**AIM OF THE EXERCISE**
Among the entries below, find the lines with "pregnant" and copy them.

Records from a collection:
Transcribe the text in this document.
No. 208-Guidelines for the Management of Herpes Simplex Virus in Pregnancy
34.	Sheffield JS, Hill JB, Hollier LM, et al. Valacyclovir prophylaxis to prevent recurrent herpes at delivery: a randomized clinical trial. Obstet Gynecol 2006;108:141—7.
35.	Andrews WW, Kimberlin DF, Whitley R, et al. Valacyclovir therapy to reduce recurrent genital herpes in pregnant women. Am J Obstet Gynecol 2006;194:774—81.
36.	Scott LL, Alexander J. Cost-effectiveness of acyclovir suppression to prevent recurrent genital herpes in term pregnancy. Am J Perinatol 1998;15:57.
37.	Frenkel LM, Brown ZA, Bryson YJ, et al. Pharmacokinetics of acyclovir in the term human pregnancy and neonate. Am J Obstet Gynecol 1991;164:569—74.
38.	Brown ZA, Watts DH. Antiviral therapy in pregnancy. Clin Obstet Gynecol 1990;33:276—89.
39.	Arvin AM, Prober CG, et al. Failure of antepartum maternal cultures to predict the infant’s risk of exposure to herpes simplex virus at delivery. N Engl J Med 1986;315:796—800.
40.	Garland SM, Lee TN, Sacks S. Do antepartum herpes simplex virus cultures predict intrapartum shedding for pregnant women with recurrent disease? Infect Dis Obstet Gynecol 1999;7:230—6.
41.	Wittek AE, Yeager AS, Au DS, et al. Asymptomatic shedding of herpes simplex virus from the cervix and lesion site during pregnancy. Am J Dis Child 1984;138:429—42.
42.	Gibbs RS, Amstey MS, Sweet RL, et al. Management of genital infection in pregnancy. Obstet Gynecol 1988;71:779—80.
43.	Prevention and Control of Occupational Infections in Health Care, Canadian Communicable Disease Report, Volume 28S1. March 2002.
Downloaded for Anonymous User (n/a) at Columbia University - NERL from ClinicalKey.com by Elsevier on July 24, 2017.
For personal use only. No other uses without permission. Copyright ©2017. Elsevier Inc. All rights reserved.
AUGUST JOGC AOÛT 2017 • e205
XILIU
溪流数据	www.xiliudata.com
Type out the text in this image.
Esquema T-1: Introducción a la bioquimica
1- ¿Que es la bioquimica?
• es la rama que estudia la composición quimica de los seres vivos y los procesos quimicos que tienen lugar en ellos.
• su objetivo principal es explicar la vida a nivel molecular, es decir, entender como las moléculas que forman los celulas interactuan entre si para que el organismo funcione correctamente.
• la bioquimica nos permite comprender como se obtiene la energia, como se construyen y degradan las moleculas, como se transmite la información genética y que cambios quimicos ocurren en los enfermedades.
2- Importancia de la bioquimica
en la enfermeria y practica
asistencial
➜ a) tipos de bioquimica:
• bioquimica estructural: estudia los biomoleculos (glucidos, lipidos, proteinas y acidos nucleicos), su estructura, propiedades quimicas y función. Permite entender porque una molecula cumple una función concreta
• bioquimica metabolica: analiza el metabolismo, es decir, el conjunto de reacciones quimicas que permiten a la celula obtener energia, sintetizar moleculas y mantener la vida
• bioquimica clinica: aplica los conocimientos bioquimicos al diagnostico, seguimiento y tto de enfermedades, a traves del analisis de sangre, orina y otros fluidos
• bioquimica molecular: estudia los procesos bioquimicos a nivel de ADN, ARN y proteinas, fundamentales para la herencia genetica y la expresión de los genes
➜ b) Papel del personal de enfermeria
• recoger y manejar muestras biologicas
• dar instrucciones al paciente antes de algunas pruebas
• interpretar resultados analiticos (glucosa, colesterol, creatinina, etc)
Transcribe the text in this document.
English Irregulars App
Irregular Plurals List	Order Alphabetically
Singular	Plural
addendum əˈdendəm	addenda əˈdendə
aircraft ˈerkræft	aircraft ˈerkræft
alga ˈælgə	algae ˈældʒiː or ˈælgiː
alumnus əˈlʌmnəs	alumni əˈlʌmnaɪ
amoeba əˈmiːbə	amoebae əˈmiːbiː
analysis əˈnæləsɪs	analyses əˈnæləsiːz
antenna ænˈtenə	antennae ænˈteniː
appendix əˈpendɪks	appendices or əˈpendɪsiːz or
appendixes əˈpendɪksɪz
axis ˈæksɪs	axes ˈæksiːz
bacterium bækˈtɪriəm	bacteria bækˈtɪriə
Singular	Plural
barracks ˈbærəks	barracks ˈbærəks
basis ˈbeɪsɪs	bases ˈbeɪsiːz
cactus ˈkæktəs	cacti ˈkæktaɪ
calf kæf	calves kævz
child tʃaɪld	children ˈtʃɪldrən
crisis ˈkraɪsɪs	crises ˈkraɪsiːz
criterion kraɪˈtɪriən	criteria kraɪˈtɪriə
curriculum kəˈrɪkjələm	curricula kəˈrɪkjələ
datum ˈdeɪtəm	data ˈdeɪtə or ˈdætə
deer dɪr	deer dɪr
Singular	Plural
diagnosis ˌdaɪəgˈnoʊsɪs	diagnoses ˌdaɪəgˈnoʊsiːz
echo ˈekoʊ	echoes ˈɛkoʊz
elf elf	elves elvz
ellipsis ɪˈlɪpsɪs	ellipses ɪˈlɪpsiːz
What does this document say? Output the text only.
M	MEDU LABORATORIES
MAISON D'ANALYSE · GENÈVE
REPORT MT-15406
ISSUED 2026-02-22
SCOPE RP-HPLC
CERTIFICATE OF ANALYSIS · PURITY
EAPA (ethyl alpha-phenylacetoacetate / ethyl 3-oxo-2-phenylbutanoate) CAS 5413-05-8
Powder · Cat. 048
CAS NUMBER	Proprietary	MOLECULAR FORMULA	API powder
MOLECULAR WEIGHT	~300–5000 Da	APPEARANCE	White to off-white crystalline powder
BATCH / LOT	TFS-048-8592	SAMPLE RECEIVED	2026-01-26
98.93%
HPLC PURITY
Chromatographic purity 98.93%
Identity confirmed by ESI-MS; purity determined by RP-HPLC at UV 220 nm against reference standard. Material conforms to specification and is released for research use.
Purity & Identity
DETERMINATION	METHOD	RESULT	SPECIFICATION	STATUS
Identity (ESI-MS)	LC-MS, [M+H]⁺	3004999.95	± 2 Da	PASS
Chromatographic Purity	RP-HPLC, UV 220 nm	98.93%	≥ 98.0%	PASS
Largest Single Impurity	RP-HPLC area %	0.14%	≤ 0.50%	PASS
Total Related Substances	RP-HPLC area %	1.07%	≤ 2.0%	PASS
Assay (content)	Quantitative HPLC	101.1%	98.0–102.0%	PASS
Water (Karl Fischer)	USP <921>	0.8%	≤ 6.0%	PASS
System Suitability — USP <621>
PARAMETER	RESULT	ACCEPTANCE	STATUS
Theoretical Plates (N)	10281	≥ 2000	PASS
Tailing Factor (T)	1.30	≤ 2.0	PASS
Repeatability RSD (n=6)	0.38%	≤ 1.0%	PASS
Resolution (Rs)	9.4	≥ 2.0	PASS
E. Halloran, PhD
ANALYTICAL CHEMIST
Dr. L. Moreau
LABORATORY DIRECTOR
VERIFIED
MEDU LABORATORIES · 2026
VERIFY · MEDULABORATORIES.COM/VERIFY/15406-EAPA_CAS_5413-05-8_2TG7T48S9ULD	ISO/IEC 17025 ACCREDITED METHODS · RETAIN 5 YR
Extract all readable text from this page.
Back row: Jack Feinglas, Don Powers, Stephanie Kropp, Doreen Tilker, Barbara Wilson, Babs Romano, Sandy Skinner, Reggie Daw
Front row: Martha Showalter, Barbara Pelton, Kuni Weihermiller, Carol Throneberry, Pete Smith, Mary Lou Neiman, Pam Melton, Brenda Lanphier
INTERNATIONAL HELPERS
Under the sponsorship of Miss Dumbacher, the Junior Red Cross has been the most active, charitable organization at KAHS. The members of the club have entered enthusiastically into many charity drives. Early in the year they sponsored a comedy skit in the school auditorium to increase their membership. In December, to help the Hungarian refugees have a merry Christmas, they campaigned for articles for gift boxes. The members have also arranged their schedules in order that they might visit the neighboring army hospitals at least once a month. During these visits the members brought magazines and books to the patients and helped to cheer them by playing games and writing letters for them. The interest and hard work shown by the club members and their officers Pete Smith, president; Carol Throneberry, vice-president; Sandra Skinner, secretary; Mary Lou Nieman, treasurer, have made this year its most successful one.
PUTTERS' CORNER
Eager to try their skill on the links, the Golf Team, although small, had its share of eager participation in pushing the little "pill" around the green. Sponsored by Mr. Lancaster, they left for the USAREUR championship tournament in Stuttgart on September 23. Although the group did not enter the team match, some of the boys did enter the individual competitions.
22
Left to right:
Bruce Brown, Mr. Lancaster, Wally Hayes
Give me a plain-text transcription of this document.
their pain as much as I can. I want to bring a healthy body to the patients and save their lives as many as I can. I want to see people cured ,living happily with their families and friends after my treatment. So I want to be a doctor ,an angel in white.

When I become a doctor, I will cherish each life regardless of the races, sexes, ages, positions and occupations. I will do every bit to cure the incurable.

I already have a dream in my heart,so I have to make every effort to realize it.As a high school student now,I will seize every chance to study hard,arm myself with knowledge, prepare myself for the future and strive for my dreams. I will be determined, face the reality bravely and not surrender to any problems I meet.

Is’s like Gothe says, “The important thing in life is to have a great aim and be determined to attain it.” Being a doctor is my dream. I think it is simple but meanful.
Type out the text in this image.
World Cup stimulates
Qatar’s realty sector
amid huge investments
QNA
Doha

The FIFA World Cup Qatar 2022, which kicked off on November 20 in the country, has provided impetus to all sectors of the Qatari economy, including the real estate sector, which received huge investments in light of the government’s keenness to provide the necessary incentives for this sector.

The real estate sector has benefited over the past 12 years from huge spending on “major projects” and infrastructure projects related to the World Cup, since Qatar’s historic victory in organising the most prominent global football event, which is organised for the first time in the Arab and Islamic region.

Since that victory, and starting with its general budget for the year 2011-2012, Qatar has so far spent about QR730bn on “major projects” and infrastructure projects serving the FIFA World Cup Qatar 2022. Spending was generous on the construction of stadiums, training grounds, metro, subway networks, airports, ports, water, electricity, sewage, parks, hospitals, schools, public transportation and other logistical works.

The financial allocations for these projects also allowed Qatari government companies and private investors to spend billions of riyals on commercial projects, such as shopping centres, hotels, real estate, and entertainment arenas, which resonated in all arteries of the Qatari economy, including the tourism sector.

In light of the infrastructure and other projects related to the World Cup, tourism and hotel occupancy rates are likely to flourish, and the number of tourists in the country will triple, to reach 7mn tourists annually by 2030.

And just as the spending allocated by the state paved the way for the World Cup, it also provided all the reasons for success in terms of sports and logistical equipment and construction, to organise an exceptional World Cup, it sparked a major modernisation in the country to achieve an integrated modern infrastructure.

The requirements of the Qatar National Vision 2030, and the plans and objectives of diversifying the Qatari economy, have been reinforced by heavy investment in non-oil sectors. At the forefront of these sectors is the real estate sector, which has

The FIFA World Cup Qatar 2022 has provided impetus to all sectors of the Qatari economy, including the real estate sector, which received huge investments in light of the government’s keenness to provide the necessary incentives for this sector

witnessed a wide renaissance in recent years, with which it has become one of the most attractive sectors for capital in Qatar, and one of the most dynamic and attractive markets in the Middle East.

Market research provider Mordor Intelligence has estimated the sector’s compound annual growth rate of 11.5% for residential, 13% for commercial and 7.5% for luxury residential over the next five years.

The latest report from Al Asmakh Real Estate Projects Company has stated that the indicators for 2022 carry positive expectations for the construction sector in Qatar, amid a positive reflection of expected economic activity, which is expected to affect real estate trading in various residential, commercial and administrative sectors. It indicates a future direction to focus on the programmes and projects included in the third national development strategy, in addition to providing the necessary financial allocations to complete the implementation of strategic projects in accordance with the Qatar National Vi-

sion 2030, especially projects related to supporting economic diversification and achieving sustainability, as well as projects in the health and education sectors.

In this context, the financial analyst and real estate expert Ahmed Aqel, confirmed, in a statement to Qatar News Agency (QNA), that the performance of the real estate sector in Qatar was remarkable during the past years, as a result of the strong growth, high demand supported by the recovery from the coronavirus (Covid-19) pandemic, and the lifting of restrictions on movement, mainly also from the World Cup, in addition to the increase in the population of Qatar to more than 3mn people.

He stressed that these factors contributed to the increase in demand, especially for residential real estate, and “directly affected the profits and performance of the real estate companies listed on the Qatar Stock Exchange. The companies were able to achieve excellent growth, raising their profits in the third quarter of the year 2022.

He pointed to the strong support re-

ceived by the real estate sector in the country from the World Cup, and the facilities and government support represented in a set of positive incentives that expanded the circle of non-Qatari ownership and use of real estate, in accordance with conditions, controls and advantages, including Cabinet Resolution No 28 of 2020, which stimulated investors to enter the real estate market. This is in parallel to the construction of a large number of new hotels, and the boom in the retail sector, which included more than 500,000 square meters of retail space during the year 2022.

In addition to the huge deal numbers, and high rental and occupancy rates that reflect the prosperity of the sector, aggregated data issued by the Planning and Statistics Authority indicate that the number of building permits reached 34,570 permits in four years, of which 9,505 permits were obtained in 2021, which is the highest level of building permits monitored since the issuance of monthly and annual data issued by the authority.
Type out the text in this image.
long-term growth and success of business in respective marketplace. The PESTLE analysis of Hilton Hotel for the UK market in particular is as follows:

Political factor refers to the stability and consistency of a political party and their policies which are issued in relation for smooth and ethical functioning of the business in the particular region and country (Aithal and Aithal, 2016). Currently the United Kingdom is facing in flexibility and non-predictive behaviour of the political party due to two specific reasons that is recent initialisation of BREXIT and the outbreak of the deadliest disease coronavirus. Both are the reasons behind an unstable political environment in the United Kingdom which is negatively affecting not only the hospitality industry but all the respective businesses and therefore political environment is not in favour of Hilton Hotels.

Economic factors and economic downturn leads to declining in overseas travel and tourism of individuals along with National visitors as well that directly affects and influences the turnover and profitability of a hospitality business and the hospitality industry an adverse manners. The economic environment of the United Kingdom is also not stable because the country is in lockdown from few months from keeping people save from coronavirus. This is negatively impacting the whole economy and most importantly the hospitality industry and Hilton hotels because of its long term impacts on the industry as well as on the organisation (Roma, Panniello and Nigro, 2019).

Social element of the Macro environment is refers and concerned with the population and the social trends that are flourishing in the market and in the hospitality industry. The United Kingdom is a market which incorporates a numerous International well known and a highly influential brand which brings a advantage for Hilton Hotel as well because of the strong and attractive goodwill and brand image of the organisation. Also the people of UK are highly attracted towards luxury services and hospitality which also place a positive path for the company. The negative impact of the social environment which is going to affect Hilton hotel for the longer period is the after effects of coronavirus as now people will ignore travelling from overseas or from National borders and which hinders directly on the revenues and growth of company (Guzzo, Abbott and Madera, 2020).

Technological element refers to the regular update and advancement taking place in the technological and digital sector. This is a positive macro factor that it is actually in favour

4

**ANSWER SECTION**
35.	Andrews WW, Kimberlin DF, Whitley R, et al. Valacyclovir therapy to reduce recurrent genital herpes in pregnant women. Am J Obstet Gynecol 2006;194:774—81.
40.	Garland SM, Lee TN, Sacks S. Do antepartum herpes simplex virus cultures predict intrapartum shedding for pregnant women with recurrent disease? Infect Dis Obstet Gynecol 1999;7:230—6.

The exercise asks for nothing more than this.